Your task is to repeat the entries underneath exactly, minus the pictures.

* START GIVEN RECORDS *

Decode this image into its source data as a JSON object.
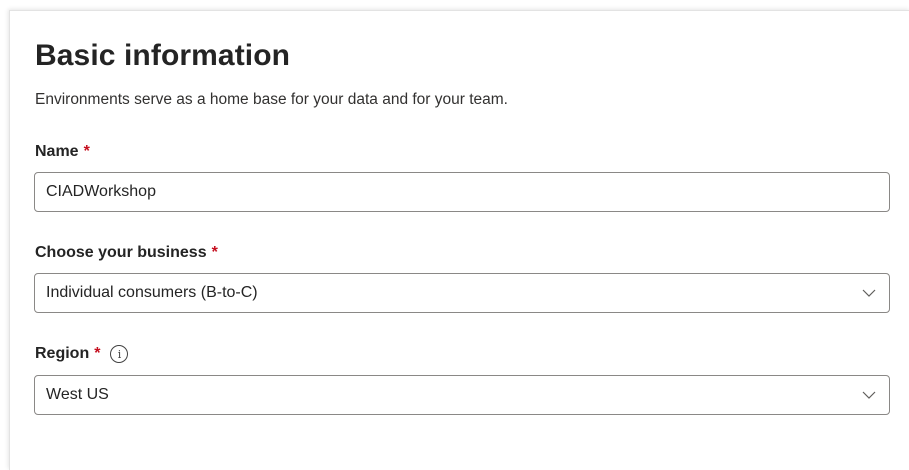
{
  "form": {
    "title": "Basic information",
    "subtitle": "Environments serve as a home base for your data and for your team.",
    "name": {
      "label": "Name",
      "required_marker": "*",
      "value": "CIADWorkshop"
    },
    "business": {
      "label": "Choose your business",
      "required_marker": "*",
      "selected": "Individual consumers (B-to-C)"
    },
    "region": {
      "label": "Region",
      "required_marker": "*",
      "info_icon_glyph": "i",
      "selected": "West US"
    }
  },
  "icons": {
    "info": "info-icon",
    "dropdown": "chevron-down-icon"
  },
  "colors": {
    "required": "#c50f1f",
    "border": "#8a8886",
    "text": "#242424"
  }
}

* END GIVEN RECORDS *

CORRECT ANSWER:
Decode this image into its source data as a JSON object.
{
  "form": {
    "title": "Basic information",
    "subtitle": "Environments serve as a home base for your data and for your team.",
    "name": {
      "label": "Name",
      "required_marker": "*",
      "value": "CIADWorkshop"
    },
    "business": {
      "label": "Choose your business",
      "required_marker": "*",
      "selected": "Individual consumers (B-to-C)"
    },
    "region": {
      "label": "Region",
      "required_marker": "*",
      "info_icon_glyph": "i",
      "selected": "West US"
    }
  },
  "icons": {
    "info": "info-icon",
    "dropdown": "chevron-down-icon"
  },
  "colors": {
    "required": "#c50f1f",
    "border": "#8a8886",
    "text": "#242424"
  }
}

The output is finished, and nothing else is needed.